**EXERCISE REQUIREMENTS**
Copy the material verbatim from its first line through the line that contains "scan-artifact-mark — [610, 902, 636, 911]", including both of those lines.

**THE RECORDS**

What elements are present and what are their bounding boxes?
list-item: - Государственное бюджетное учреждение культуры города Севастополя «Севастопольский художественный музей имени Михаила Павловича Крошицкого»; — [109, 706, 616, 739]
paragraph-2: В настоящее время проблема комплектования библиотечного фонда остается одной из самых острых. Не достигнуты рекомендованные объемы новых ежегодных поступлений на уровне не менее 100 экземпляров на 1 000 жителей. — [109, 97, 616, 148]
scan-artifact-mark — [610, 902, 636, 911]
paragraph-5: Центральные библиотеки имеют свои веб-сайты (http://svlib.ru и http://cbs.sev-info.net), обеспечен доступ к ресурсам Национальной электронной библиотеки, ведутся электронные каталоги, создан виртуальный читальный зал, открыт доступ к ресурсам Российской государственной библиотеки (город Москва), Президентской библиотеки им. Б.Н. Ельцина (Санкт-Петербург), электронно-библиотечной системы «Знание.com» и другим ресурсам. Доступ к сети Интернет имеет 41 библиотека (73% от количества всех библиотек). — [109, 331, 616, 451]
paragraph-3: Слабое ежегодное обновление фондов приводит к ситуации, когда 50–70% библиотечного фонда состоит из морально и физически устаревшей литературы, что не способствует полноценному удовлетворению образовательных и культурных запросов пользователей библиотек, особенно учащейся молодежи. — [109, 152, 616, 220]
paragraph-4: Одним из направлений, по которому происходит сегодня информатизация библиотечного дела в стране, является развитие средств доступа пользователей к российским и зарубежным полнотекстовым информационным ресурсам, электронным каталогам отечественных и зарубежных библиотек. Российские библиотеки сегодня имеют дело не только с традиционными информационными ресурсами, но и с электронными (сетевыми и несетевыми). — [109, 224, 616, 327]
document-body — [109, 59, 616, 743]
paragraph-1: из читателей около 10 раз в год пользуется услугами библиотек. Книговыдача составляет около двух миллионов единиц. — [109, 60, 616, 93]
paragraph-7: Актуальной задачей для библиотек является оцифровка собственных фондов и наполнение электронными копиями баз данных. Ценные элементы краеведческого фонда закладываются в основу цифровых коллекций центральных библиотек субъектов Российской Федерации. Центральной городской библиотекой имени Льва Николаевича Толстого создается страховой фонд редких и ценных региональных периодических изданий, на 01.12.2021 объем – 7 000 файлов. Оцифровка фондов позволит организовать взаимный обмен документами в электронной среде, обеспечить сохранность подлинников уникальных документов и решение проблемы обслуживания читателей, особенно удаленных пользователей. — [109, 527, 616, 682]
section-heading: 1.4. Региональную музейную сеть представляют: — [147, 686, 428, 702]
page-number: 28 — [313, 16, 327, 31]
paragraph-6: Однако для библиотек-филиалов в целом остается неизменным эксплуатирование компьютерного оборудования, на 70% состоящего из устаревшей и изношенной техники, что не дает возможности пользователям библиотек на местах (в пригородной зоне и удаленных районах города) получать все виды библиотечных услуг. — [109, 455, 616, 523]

**ANSWER TO THIS PROBLEM**
What elements are present and what are their bounding boxes?
list-item: - Государственное бюджетное учреждение культуры города Севастополя «Севастопольский художественный музей имени Михаила Павловича Крошицкого»; — [109, 706, 616, 739]
paragraph-2: В настоящее время проблема комплектования библиотечного фонда остается одной из самых острых. Не достигнуты рекомендованные объемы новых ежегодных поступлений на уровне не менее 100 экземпляров на 1 000 жителей. — [109, 97, 616, 148]
scan-artifact-mark — [610, 902, 636, 911]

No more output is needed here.